→ **Stated exercise**:
Exactly reproduce the line that contains "What data populates" and all lines after it in the entries below, through the very last line.

════

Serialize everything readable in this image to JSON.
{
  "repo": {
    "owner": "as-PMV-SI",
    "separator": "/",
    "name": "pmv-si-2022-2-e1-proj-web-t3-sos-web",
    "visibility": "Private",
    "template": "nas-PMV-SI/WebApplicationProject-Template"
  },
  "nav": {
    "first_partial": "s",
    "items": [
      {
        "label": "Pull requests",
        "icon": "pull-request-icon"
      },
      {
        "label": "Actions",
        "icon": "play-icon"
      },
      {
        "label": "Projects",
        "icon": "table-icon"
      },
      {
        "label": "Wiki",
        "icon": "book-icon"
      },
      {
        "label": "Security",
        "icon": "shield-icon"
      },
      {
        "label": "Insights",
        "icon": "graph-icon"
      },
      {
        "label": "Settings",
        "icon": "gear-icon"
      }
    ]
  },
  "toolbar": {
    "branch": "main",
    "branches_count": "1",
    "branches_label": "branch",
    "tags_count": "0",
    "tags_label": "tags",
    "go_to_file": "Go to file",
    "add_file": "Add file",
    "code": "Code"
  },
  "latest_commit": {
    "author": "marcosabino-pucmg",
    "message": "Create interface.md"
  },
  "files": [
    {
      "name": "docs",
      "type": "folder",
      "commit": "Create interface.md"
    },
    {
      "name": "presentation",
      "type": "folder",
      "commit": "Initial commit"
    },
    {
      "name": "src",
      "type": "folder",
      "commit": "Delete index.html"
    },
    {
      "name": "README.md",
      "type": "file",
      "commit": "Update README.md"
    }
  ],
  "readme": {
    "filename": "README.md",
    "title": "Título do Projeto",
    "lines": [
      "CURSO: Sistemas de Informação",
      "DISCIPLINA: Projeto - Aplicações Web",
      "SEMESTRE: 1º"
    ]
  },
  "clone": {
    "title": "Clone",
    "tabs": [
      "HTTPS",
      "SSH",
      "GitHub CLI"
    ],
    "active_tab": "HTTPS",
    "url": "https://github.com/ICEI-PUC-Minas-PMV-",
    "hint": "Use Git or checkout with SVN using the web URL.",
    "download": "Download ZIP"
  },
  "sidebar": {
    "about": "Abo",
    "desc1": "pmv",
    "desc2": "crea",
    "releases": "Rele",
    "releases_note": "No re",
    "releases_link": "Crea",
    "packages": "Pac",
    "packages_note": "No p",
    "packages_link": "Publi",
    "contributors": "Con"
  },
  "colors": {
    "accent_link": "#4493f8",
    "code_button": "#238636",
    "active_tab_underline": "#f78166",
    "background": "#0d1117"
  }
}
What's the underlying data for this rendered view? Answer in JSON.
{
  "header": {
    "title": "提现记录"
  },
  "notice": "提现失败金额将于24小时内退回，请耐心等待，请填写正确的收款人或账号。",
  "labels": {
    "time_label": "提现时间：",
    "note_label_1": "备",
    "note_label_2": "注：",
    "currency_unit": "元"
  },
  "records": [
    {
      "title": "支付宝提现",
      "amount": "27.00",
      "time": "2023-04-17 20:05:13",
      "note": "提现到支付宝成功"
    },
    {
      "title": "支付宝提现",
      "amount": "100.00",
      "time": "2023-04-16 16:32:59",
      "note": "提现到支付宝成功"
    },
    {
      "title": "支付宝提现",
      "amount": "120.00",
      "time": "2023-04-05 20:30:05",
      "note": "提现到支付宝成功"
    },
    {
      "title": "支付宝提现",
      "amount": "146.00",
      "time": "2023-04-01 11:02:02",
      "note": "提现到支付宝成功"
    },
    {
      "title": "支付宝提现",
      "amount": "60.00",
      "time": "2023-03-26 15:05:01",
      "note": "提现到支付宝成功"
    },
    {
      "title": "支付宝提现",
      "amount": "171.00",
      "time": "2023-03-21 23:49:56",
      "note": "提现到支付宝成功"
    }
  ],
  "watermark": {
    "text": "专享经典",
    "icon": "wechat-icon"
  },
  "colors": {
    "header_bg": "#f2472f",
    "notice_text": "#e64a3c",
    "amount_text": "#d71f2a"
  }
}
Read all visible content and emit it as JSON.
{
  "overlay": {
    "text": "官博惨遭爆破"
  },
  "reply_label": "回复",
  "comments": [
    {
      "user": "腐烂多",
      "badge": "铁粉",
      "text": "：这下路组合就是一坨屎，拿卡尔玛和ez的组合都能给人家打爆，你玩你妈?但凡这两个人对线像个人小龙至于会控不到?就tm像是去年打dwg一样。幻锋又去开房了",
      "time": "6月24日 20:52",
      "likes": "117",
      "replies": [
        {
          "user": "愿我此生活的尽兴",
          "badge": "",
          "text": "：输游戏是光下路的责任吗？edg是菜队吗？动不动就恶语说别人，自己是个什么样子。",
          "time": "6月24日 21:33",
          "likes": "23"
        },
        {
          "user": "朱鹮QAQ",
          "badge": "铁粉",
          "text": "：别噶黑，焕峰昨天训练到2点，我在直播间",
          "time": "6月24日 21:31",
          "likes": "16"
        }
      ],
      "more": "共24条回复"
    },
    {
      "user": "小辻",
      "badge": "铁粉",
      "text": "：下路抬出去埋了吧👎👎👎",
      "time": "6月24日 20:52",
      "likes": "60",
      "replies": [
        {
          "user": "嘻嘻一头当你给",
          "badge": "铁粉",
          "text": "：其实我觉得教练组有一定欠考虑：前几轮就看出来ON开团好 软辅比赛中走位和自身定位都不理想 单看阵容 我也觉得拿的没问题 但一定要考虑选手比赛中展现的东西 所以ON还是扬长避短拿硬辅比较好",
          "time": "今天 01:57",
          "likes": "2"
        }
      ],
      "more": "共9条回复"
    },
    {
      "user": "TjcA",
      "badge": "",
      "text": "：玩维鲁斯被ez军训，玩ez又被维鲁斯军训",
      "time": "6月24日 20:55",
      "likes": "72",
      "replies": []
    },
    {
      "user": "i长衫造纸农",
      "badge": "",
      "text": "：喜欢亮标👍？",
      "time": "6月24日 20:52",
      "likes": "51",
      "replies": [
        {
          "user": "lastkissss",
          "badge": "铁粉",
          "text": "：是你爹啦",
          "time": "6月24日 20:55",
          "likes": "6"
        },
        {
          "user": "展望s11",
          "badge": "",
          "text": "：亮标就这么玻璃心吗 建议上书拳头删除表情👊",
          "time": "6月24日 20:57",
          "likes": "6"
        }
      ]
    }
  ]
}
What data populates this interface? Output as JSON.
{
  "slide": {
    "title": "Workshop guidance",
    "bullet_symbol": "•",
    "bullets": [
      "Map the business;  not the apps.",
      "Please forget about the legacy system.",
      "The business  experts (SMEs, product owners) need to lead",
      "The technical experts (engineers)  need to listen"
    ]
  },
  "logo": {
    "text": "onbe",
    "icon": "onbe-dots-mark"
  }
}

════

→ **Solution**:
What data populates this interface? Output as JSON.
{
  "slide": {
    "title": "Workshop guidance",
    "bullet_symbol": "•",
    "bullets": [
      "Map the business;  not the apps.",
      "Please forget about the legacy system.",
      "The business  experts (SMEs, product owners) need to lead",
      "The technical experts (engineers)  need to listen"
    ]
  },
  "logo": {
    "text": "onbe",
    "icon": "onbe-dots-mark"
  }
}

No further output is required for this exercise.